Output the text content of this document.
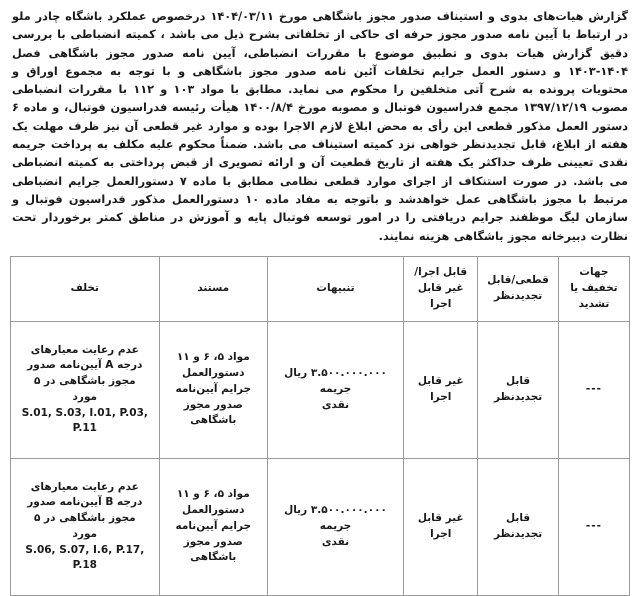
گزارش هیات‌های بدوی و استیناف صدور مجوز باشگاهی مورخ ۱۴۰۴/۰۳/۱۱ درخصوص عملکرد باشگاه چادر ملو در ارتباط با آیین نامه صدور مجوز حرفه ای حاکی از تخلفاتی بشرح ذیل می باشد ، کمیته انضباطی با بررسی دقیق گزارش هیات بدوی و تطبیق موضوع با مقررات انضباطی، آیین نامه صدور مجوز باشگاهی فصل ۱۴۰۴-۱۴۰۳ و دستور العمل جرایم تخلفات آئین نامه صدور مجوز باشگاهی و با توجه به مجموع اوراق و محتویات پرونده به شرح آتی متخلفین را محکوم می نماید. مطابق با مواد ۱۰۳ و ۱۱۲ با مقررات انضباطی مصوب ۱۳۹۷/۱۲/۱۹ مجمع فدراسیون فوتبال و مصوبه مورخ ۱۴۰۰/۸/۴ هیأت رئیسه فدراسیون فوتبال، و ماده ۶ دستور العمل مذکور قطعی این رأی به محض ابلاغ لازم الاجرا بوده و موارد غیر قطعی آن نیز ظرف مهلت یک هفته از ابلاغ، قابل تجدیدنظر خواهی نزد کمیته استیناف می باشد. ضمناً محکوم علیه مکلف به پرداخت جریمه نقدی تعیینی ظرف حداکثر یک هفته از تاریخ قطعیت آن و ارائه تصویری از قبض پرداختی به کمیته انضباطی می باشد. در صورت استنکاف از اجرای موارد قطعی نظامی مطابق با ماده ۷ دستورالعمل جرایم انضباطی مرتبط با مجوز باشگاهی عمل خواهدشد و باتوجه به مفاد ماده ۱۰ دستورالعمل مذکور فدراسیون فوتبال و سازمان لیگ موظفند جرایم دریافتی را در امور توسعه فوتبال پایه و آموزش در مناطق کمتر برخوردار تحت نظارت دبیرخانه مجوز باشگاهی هزینه نمایند.

جهات تخفیف یا تشدید	قطعی/قابل تجدیدنظر	قابل اجرا/غیر قابل اجرا	تنبیهات	مستند	تخلف
---	قابل تجدیدنظر	غیر قابل اجرا	۳.۵۰۰.۰۰۰.۰۰۰ ریال جریمه
نقدی	مواد ۵، ۶ و ۱۱
دستورالعمل
جرایم آیین‌نامه
صدور مجوز
باشگاهی	عدم رعایت معیارهای
درجه A آیین‌نامه صدور
مجوز باشگاهی در ۵
مورد
S.01, S.03, I.01, P.03, P.11

---	قابل تجدیدنظر	غیر قابل اجرا	۳.۵۰۰.۰۰۰.۰۰۰ ریال جریمه
نقدی	مواد ۵، ۶ و ۱۱
دستورالعمل
جرایم آیین‌نامه
صدور مجوز
باشگاهی	عدم رعایت معیارهای
درجه B آیین‌نامه صدور
مجوز باشگاهی در ۵
مورد
S.06, S.07, I.6, P.17, P.18
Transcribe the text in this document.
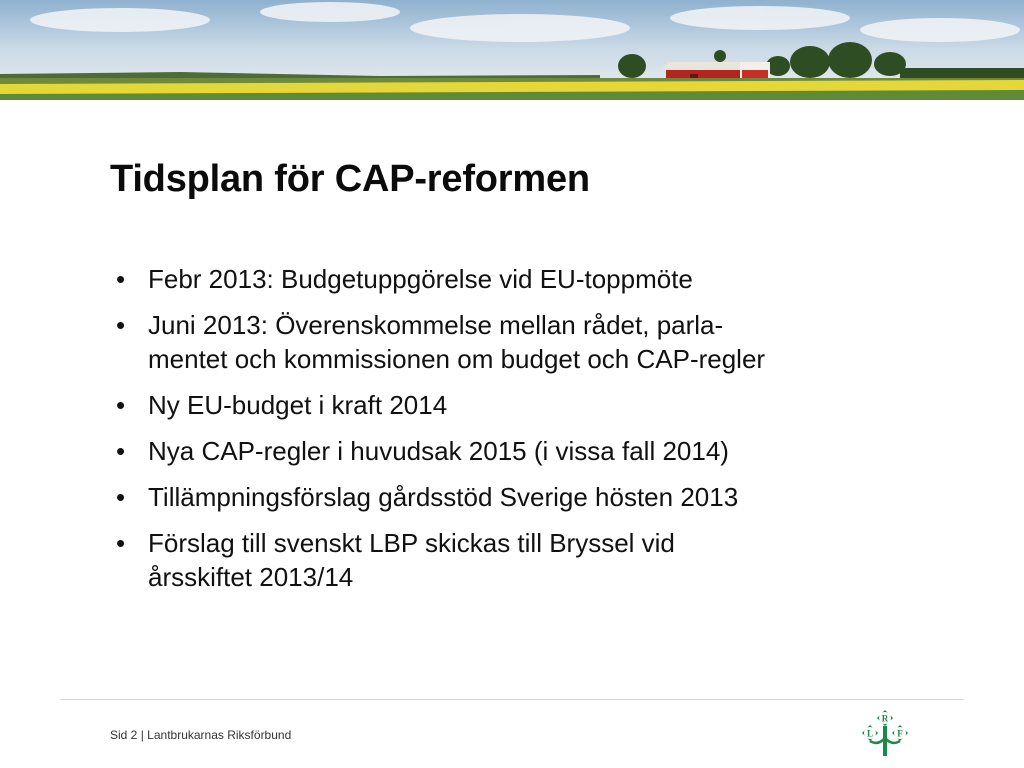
Tidsplan för CAP-reformen
• Febr 2013: Budgetuppgörelse vid EU-toppmöte
• Juni 2013: Överenskommelse mellan rådet, parla-
mentet och kommissionen om budget och CAP-regler
• Ny EU-budget i kraft 2014
• Nya CAP-regler i huvudsak 2015 (i vissa fall 2014)
• Tillämpningsförslag gårdsstöd Sverige hösten 2013
• Förslag till svenskt LBP skickas till Bryssel vid
årsskiftet 2013/14
Sid 2 | Lantbrukarnas Riksförbund
R
L	F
# # # # #
» What the task requires
Output all the records, word for word, with no pictures in the copy.

» Written response
Output the text content of this document.
گزارش هیات‌های بدوی و استیناف صدور مجوز باشگاهی مورخ ۱۴۰۴/۰۳/۱۱ درخصوص عملکرد باشگاه چادر ملو در ارتباط با آیین نامه صدور مجوز حرفه ای حاکی از تخلفاتی بشرح ذیل می باشد ، کمیته انضباطی با بررسی دقیق گزارش هیات بدوی و تطبیق موضوع با مقررات انضباطی، آیین نامه صدور مجوز باشگاهی فصل ۱۴۰۴-۱۴۰۳ و دستور العمل جرایم تخلفات آئین نامه صدور مجوز باشگاهی و با توجه به مجموع اوراق و محتویات پرونده به شرح آتی متخلفین را محکوم می نماید. مطابق با مواد ۱۰۳ و ۱۱۲ با مقررات انضباطی مصوب ۱۳۹۷/۱۲/۱۹ مجمع فدراسیون فوتبال و مصوبه مورخ ۱۴۰۰/۸/۴ هیأت رئیسه فدراسیون فوتبال، و ماده ۶ دستور العمل مذکور قطعی این رأی به محض ابلاغ لازم الاجرا بوده و موارد غیر قطعی آن نیز ظرف مهلت یک هفته از ابلاغ، قابل تجدیدنظر خواهی نزد کمیته استیناف می باشد. ضمناً محکوم علیه مکلف به پرداخت جریمه نقدی تعیینی ظرف حداکثر یک هفته از تاریخ قطعیت آن و ارائه تصویری از قبض پرداختی به کمیته انضباطی می باشد. در صورت استنکاف از اجرای موارد قطعی نظامی مطابق با ماده ۷ دستورالعمل جرایم انضباطی مرتبط با مجوز باشگاهی عمل خواهدشد و باتوجه به مفاد ماده ۱۰ دستورالعمل مذکور فدراسیون فوتبال و سازمان لیگ موظفند جرایم دریافتی را در امور توسعه فوتبال پایه و آموزش در مناطق کمتر برخوردار تحت نظارت دبیرخانه مجوز باشگاهی هزینه نمایند.

جهات تخفیف یا تشدید	قطعی/قابل تجدیدنظر	قابل اجرا/غیر قابل اجرا	تنبیهات	مستند	تخلف
---	قابل تجدیدنظر	غیر قابل اجرا	۳.۵۰۰.۰۰۰.۰۰۰ ریال جریمه
نقدی	مواد ۵، ۶ و ۱۱
دستورالعمل
جرایم آیین‌نامه
صدور مجوز
باشگاهی	عدم رعایت معیارهای
درجه A آیین‌نامه صدور
مجوز باشگاهی در ۵
مورد
S.01, S.03, I.01, P.03, P.11

---	قابل تجدیدنظر	غیر قابل اجرا	۳.۵۰۰.۰۰۰.۰۰۰ ریال جریمه
نقدی	مواد ۵، ۶ و ۱۱
دستورالعمل
جرایم آیین‌نامه
صدور مجوز
باشگاهی	عدم رعایت معیارهای
درجه B آیین‌نامه صدور
مجوز باشگاهی در ۵
مورد
S.06, S.07, I.6, P.17, P.18
Transcribe the text in this document.
Tidsplan för CAP-reformen
• Febr 2013: Budgetuppgörelse vid EU-toppmöte
• Juni 2013: Överenskommelse mellan rådet, parla-
mentet och kommissionen om budget och CAP-regler
• Ny EU-budget i kraft 2014
• Nya CAP-regler i huvudsak 2015 (i vissa fall 2014)
• Tillämpningsförslag gårdsstöd Sverige hösten 2013
• Förslag till svenskt LBP skickas till Bryssel vid
årsskiftet 2013/14
Sid 2 | Lantbrukarnas Riksförbund
R
L	F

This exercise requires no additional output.